<<<<
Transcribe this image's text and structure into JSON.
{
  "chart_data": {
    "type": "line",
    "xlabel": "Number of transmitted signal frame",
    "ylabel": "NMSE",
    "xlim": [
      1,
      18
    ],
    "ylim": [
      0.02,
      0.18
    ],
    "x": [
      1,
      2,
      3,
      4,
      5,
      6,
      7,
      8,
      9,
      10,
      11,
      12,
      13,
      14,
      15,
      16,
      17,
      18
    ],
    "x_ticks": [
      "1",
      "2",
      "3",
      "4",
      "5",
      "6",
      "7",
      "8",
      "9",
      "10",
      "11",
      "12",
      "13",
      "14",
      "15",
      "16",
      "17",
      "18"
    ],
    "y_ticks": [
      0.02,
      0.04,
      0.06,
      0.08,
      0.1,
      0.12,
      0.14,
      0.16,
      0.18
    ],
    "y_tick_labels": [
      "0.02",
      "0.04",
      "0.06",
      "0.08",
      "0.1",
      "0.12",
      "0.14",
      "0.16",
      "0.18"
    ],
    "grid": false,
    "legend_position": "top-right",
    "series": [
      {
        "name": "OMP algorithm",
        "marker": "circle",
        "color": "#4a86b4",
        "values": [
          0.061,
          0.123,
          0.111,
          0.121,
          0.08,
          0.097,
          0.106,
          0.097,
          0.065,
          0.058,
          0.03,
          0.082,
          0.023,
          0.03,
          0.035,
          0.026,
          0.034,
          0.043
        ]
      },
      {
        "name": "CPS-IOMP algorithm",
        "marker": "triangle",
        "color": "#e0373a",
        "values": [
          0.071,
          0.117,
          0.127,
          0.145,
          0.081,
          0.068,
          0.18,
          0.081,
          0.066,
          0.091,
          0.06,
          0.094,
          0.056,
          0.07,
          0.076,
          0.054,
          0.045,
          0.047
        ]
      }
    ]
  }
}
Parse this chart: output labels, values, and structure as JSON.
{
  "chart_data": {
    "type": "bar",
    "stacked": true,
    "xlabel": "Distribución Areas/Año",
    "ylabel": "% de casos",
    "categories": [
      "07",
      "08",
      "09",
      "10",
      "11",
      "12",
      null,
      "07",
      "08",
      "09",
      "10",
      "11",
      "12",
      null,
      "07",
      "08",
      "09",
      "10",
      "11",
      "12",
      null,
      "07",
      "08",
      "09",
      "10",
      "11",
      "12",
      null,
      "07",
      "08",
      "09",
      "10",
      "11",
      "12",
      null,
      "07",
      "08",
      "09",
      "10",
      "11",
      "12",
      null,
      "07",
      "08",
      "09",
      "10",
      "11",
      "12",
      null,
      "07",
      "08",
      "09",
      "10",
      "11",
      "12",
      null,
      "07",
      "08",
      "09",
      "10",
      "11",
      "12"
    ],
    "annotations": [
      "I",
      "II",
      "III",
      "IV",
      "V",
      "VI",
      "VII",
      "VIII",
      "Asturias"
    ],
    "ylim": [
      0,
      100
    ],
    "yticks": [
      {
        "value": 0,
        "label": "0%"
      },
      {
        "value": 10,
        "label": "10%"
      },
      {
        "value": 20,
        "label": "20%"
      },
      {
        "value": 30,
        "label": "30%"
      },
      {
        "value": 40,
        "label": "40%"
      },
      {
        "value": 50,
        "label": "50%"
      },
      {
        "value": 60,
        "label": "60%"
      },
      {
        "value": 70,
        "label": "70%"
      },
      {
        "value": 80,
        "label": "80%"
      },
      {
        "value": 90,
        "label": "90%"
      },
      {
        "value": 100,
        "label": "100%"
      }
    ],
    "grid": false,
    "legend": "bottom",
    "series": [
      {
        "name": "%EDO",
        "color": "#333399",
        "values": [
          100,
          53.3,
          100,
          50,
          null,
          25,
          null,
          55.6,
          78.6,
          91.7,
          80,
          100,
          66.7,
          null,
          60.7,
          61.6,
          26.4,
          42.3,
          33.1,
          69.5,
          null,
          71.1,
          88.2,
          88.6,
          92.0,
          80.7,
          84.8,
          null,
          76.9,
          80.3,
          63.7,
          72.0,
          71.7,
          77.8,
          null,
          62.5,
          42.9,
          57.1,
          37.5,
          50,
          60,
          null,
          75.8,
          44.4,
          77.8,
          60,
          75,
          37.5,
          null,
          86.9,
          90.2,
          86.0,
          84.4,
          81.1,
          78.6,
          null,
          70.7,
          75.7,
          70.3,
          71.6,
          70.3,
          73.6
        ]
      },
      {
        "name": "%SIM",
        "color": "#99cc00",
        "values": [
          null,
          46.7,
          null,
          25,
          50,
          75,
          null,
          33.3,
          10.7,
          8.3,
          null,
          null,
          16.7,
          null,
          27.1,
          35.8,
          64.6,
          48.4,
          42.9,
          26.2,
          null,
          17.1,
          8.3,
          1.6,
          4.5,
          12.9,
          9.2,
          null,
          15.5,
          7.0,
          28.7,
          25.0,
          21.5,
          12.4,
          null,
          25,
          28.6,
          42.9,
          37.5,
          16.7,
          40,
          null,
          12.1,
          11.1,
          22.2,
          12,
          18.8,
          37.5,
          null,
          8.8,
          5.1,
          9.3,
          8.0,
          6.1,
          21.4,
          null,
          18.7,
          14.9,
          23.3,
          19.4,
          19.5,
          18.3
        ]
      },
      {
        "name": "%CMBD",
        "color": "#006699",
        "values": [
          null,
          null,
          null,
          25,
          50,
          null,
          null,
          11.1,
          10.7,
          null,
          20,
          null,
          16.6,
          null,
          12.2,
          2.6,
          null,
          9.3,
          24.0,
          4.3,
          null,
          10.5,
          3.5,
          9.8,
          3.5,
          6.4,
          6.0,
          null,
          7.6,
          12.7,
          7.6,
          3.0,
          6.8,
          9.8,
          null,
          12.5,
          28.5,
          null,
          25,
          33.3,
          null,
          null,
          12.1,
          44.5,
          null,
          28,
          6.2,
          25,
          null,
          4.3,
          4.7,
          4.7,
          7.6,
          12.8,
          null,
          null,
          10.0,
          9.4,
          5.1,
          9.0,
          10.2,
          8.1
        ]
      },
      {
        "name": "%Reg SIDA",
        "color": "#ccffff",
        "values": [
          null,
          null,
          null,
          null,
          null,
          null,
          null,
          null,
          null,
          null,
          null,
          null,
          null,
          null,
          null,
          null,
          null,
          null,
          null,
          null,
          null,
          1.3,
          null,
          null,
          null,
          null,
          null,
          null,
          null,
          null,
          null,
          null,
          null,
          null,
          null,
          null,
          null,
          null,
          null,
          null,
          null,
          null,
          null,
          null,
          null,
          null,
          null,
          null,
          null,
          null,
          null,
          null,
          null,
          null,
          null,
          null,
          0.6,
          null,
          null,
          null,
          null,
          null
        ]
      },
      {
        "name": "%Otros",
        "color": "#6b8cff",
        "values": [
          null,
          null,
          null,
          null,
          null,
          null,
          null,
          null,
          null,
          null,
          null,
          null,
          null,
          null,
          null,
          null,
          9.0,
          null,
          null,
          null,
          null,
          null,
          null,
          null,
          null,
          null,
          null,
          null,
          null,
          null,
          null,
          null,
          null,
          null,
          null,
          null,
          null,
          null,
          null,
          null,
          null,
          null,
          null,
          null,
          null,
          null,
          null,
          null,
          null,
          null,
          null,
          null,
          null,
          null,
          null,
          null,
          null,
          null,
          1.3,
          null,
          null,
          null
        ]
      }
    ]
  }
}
>>>>
* [Brief]: Copy all the lines, exactly.

* [Answer to the exercise]:
Transcribe this image's text and structure into JSON.
{
  "chart_data": {
    "type": "line",
    "xlabel": "Number of transmitted signal frame",
    "ylabel": "NMSE",
    "xlim": [
      1,
      18
    ],
    "ylim": [
      0.02,
      0.18
    ],
    "x": [
      1,
      2,
      3,
      4,
      5,
      6,
      7,
      8,
      9,
      10,
      11,
      12,
      13,
      14,
      15,
      16,
      17,
      18
    ],
    "x_ticks": [
      "1",
      "2",
      "3",
      "4",
      "5",
      "6",
      "7",
      "8",
      "9",
      "10",
      "11",
      "12",
      "13",
      "14",
      "15",
      "16",
      "17",
      "18"
    ],
    "y_ticks": [
      0.02,
      0.04,
      0.06,
      0.08,
      0.1,
      0.12,
      0.14,
      0.16,
      0.18
    ],
    "y_tick_labels": [
      "0.02",
      "0.04",
      "0.06",
      "0.08",
      "0.1",
      "0.12",
      "0.14",
      "0.16",
      "0.18"
    ],
    "grid": false,
    "legend_position": "top-right",
    "series": [
      {
        "name": "OMP algorithm",
        "marker": "circle",
        "color": "#4a86b4",
        "values": [
          0.061,
          0.123,
          0.111,
          0.121,
          0.08,
          0.097,
          0.106,
          0.097,
          0.065,
          0.058,
          0.03,
          0.082,
          0.023,
          0.03,
          0.035,
          0.026,
          0.034,
          0.043
        ]
      },
      {
        "name": "CPS-IOMP algorithm",
        "marker": "triangle",
        "color": "#e0373a",
        "values": [
          0.071,
          0.117,
          0.127,
          0.145,
          0.081,
          0.068,
          0.18,
          0.081,
          0.066,
          0.091,
          0.06,
          0.094,
          0.056,
          0.07,
          0.076,
          0.054,
          0.045,
          0.047
        ]
      }
    ]
  }
}
Parse this chart: output labels, values, and structure as JSON.
{
  "chart_data": {
    "type": "bar",
    "stacked": true,
    "xlabel": "Distribución Areas/Año",
    "ylabel": "% de casos",
    "categories": [
      "07",
      "08",
      "09",
      "10",
      "11",
      "12",
      null,
      "07",
      "08",
      "09",
      "10",
      "11",
      "12",
      null,
      "07",
      "08",
      "09",
      "10",
      "11",
      "12",
      null,
      "07",
      "08",
      "09",
      "10",
      "11",
      "12",
      null,
      "07",
      "08",
      "09",
      "10",
      "11",
      "12",
      null,
      "07",
      "08",
      "09",
      "10",
      "11",
      "12",
      null,
      "07",
      "08",
      "09",
      "10",
      "11",
      "12",
      null,
      "07",
      "08",
      "09",
      "10",
      "11",
      "12",
      null,
      "07",
      "08",
      "09",
      "10",
      "11",
      "12"
    ],
    "annotations": [
      "I",
      "II",
      "III",
      "IV",
      "V",
      "VI",
      "VII",
      "VIII",
      "Asturias"
    ],
    "ylim": [
      0,
      100
    ],
    "yticks": [
      {
        "value": 0,
        "label": "0%"
      },
      {
        "value": 10,
        "label": "10%"
      },
      {
        "value": 20,
        "label": "20%"
      },
      {
        "value": 30,
        "label": "30%"
      },
      {
        "value": 40,
        "label": "40%"
      },
      {
        "value": 50,
        "label": "50%"
      },
      {
        "value": 60,
        "label": "60%"
      },
      {
        "value": 70,
        "label": "70%"
      },
      {
        "value": 80,
        "label": "80%"
      },
      {
        "value": 90,
        "label": "90%"
      },
      {
        "value": 100,
        "label": "100%"
      }
    ],
    "grid": false,
    "legend": "bottom",
    "series": [
      {
        "name": "%EDO",
        "color": "#333399",
        "values": [
          100,
          53.3,
          100,
          50,
          null,
          25,
          null,
          55.6,
          78.6,
          91.7,
          80,
          100,
          66.7,
          null,
          60.7,
          61.6,
          26.4,
          42.3,
          33.1,
          69.5,
          null,
          71.1,
          88.2,
          88.6,
          92.0,
          80.7,
          84.8,
          null,
          76.9,
          80.3,
          63.7,
          72.0,
          71.7,
          77.8,
          null,
          62.5,
          42.9,
          57.1,
          37.5,
          50,
          60,
          null,
          75.8,
          44.4,
          77.8,
          60,
          75,
          37.5,
          null,
          86.9,
          90.2,
          86.0,
          84.4,
          81.1,
          78.6,
          null,
          70.7,
          75.7,
          70.3,
          71.6,
          70.3,
          73.6
        ]
      },
      {
        "name": "%SIM",
        "color": "#99cc00",
        "values": [
          null,
          46.7,
          null,
          25,
          50,
          75,
          null,
          33.3,
          10.7,
          8.3,
          null,
          null,
          16.7,
          null,
          27.1,
          35.8,
          64.6,
          48.4,
          42.9,
          26.2,
          null,
          17.1,
          8.3,
          1.6,
          4.5,
          12.9,
          9.2,
          null,
          15.5,
          7.0,
          28.7,
          25.0,
          21.5,
          12.4,
          null,
          25,
          28.6,
          42.9,
          37.5,
          16.7,
          40,
          null,
          12.1,
          11.1,
          22.2,
          12,
          18.8,
          37.5,
          null,
          8.8,
          5.1,
          9.3,
          8.0,
          6.1,
          21.4,
          null,
          18.7,
          14.9,
          23.3,
          19.4,
          19.5,
          18.3
        ]
      },
      {
        "name": "%CMBD",
        "color": "#006699",
        "values": [
          null,
          null,
          null,
          25,
          50,
          null,
          null,
          11.1,
          10.7,
          null,
          20,
          null,
          16.6,
          null,
          12.2,
          2.6,
          null,
          9.3,
          24.0,
          4.3,
          null,
          10.5,
          3.5,
          9.8,
          3.5,
          6.4,
          6.0,
          null,
          7.6,
          12.7,
          7.6,
          3.0,
          6.8,
          9.8,
          null,
          12.5,
          28.5,
          null,
          25,
          33.3,
          null,
          null,
          12.1,
          44.5,
          null,
          28,
          6.2,
          25,
          null,
          4.3,
          4.7,
          4.7,
          7.6,
          12.8,
          null,
          null,
          10.0,
          9.4,
          5.1,
          9.0,
          10.2,
          8.1
        ]
      },
      {
        "name": "%Reg SIDA",
        "color": "#ccffff",
        "values": [
          null,
          null,
          null,
          null,
          null,
          null,
          null,
          null,
          null,
          null,
          null,
          null,
          null,
          null,
          null,
          null,
          null,
          null,
          null,
          null,
          null,
          1.3,
          null,
          null,
          null,
          null,
          null,
          null,
          null,
          null,
          null,
          null,
          null,
          null,
          null,
          null,
          null,
          null,
          null,
          null,
          null,
          null,
          null,
          null,
          null,
          null,
          null,
          null,
          null,
          null,
          null,
          null,
          null,
          null,
          null,
          null,
          0.6,
          null,
          null,
          null,
          null,
          null
        ]
      },
      {
        "name": "%Otros",
        "color": "#6b8cff",
        "values": [
          null,
          null,
          null,
          null,
          null,
          null,
          null,
          null,
          null,
          null,
          null,
          null,
          null,
          null,
          null,
          null,
          9.0,
          null,
          null,
          null,
          null,
          null,
          null,
          null,
          null,
          null,
          null,
          null,
          null,
          null,
          null,
          null,
          null,
          null,
          null,
          null,
          null,
          null,
          null,
          null,
          null,
          null,
          null,
          null,
          null,
          null,
          null,
          null,
          null,
          null,
          null,
          null,
          null,
          null,
          null,
          null,
          null,
          null,
          1.3,
          null,
          null,
          null
        ]
      }
    ]
  }
}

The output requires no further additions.